* Items from a figure collection
▬▬▬
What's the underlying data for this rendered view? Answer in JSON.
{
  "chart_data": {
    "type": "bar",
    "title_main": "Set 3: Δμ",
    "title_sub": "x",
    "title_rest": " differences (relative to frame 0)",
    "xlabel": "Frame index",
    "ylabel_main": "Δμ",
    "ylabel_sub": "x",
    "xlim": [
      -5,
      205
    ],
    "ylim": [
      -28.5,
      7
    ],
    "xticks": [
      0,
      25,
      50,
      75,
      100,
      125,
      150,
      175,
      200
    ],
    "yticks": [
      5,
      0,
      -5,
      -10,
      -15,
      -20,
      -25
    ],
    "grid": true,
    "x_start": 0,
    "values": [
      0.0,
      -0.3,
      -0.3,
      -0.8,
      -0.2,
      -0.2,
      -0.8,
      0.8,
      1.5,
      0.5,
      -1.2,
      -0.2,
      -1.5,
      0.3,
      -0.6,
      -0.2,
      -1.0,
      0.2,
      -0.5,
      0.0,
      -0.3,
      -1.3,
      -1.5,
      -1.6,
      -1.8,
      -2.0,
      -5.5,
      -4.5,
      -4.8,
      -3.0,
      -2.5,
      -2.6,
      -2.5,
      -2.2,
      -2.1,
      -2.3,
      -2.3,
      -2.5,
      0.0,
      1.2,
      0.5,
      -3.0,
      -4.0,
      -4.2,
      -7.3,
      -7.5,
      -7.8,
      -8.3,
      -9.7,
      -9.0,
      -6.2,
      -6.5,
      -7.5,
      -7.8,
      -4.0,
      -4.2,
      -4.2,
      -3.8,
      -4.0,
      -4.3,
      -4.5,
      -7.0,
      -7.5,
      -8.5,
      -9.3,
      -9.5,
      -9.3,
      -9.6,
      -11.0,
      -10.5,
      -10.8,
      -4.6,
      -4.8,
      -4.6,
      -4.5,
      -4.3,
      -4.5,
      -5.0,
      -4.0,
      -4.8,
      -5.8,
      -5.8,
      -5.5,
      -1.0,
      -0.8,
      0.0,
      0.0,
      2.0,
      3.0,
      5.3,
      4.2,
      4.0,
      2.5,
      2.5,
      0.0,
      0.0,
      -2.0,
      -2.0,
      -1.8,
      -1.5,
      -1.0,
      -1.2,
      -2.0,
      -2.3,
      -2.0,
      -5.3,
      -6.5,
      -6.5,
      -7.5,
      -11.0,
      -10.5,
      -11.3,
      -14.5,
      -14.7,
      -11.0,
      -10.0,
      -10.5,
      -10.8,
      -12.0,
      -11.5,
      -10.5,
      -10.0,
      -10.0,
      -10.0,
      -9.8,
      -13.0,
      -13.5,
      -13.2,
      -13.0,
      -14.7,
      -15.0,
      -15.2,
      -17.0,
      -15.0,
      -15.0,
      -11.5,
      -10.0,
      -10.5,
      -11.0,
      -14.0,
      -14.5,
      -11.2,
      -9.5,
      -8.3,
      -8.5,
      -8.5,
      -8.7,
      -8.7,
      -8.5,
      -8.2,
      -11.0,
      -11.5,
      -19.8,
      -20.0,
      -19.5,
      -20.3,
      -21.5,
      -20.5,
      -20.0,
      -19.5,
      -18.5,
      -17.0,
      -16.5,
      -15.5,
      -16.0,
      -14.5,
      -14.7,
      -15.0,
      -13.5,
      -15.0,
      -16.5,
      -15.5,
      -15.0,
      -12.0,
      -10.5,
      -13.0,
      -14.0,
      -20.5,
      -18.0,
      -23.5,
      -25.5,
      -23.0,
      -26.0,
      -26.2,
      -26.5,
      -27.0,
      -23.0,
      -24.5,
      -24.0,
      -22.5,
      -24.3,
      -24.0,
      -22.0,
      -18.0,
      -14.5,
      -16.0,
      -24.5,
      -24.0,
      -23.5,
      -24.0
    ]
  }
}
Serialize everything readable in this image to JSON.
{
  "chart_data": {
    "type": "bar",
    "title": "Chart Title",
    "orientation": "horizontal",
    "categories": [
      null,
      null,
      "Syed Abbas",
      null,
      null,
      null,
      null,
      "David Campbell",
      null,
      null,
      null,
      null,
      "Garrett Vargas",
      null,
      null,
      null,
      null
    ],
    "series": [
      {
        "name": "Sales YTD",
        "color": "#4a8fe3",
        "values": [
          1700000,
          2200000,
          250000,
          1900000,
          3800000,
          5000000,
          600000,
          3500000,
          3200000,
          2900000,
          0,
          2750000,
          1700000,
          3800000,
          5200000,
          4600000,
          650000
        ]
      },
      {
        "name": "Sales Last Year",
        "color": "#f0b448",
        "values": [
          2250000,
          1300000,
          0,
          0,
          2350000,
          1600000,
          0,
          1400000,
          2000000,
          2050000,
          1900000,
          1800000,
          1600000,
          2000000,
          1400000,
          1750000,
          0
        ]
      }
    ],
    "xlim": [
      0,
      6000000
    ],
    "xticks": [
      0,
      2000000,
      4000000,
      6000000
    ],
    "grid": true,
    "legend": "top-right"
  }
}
▬▬▬
* What you have to do
Reproduce each entry exactly, leaving out nothing.

* Task response
What's the underlying data for this rendered view? Answer in JSON.
{
  "chart_data": {
    "type": "bar",
    "title_main": "Set 3: Δμ",
    "title_sub": "x",
    "title_rest": " differences (relative to frame 0)",
    "xlabel": "Frame index",
    "ylabel_main": "Δμ",
    "ylabel_sub": "x",
    "xlim": [
      -5,
      205
    ],
    "ylim": [
      -28.5,
      7
    ],
    "xticks": [
      0,
      25,
      50,
      75,
      100,
      125,
      150,
      175,
      200
    ],
    "yticks": [
      5,
      0,
      -5,
      -10,
      -15,
      -20,
      -25
    ],
    "grid": true,
    "x_start": 0,
    "values": [
      0.0,
      -0.3,
      -0.3,
      -0.8,
      -0.2,
      -0.2,
      -0.8,
      0.8,
      1.5,
      0.5,
      -1.2,
      -0.2,
      -1.5,
      0.3,
      -0.6,
      -0.2,
      -1.0,
      0.2,
      -0.5,
      0.0,
      -0.3,
      -1.3,
      -1.5,
      -1.6,
      -1.8,
      -2.0,
      -5.5,
      -4.5,
      -4.8,
      -3.0,
      -2.5,
      -2.6,
      -2.5,
      -2.2,
      -2.1,
      -2.3,
      -2.3,
      -2.5,
      0.0,
      1.2,
      0.5,
      -3.0,
      -4.0,
      -4.2,
      -7.3,
      -7.5,
      -7.8,
      -8.3,
      -9.7,
      -9.0,
      -6.2,
      -6.5,
      -7.5,
      -7.8,
      -4.0,
      -4.2,
      -4.2,
      -3.8,
      -4.0,
      -4.3,
      -4.5,
      -7.0,
      -7.5,
      -8.5,
      -9.3,
      -9.5,
      -9.3,
      -9.6,
      -11.0,
      -10.5,
      -10.8,
      -4.6,
      -4.8,
      -4.6,
      -4.5,
      -4.3,
      -4.5,
      -5.0,
      -4.0,
      -4.8,
      -5.8,
      -5.8,
      -5.5,
      -1.0,
      -0.8,
      0.0,
      0.0,
      2.0,
      3.0,
      5.3,
      4.2,
      4.0,
      2.5,
      2.5,
      0.0,
      0.0,
      -2.0,
      -2.0,
      -1.8,
      -1.5,
      -1.0,
      -1.2,
      -2.0,
      -2.3,
      -2.0,
      -5.3,
      -6.5,
      -6.5,
      -7.5,
      -11.0,
      -10.5,
      -11.3,
      -14.5,
      -14.7,
      -11.0,
      -10.0,
      -10.5,
      -10.8,
      -12.0,
      -11.5,
      -10.5,
      -10.0,
      -10.0,
      -10.0,
      -9.8,
      -13.0,
      -13.5,
      -13.2,
      -13.0,
      -14.7,
      -15.0,
      -15.2,
      -17.0,
      -15.0,
      -15.0,
      -11.5,
      -10.0,
      -10.5,
      -11.0,
      -14.0,
      -14.5,
      -11.2,
      -9.5,
      -8.3,
      -8.5,
      -8.5,
      -8.7,
      -8.7,
      -8.5,
      -8.2,
      -11.0,
      -11.5,
      -19.8,
      -20.0,
      -19.5,
      -20.3,
      -21.5,
      -20.5,
      -20.0,
      -19.5,
      -18.5,
      -17.0,
      -16.5,
      -15.5,
      -16.0,
      -14.5,
      -14.7,
      -15.0,
      -13.5,
      -15.0,
      -16.5,
      -15.5,
      -15.0,
      -12.0,
      -10.5,
      -13.0,
      -14.0,
      -20.5,
      -18.0,
      -23.5,
      -25.5,
      -23.0,
      -26.0,
      -26.2,
      -26.5,
      -27.0,
      -23.0,
      -24.5,
      -24.0,
      -22.5,
      -24.3,
      -24.0,
      -22.0,
      -18.0,
      -14.5,
      -16.0,
      -24.5,
      -24.0,
      -23.5,
      -24.0
    ]
  }
}
Serialize everything readable in this image to JSON.
{
  "chart_data": {
    "type": "bar",
    "title": "Chart Title",
    "orientation": "horizontal",
    "categories": [
      null,
      null,
      "Syed Abbas",
      null,
      null,
      null,
      null,
      "David Campbell",
      null,
      null,
      null,
      null,
      "Garrett Vargas",
      null,
      null,
      null,
      null
    ],
    "series": [
      {
        "name": "Sales YTD",
        "color": "#4a8fe3",
        "values": [
          1700000,
          2200000,
          250000,
          1900000,
          3800000,
          5000000,
          600000,
          3500000,
          3200000,
          2900000,
          0,
          2750000,
          1700000,
          3800000,
          5200000,
          4600000,
          650000
        ]
      },
      {
        "name": "Sales Last Year",
        "color": "#f0b448",
        "values": [
          2250000,
          1300000,
          0,
          0,
          2350000,
          1600000,
          0,
          1400000,
          2000000,
          2050000,
          1900000,
          1800000,
          1600000,
          2000000,
          1400000,
          1750000,
          0
        ]
      }
    ],
    "xlim": [
      0,
      6000000
    ],
    "xticks": [
      0,
      2000000,
      4000000,
      6000000
    ],
    "grid": true,
    "legend": "top-right"
  }
}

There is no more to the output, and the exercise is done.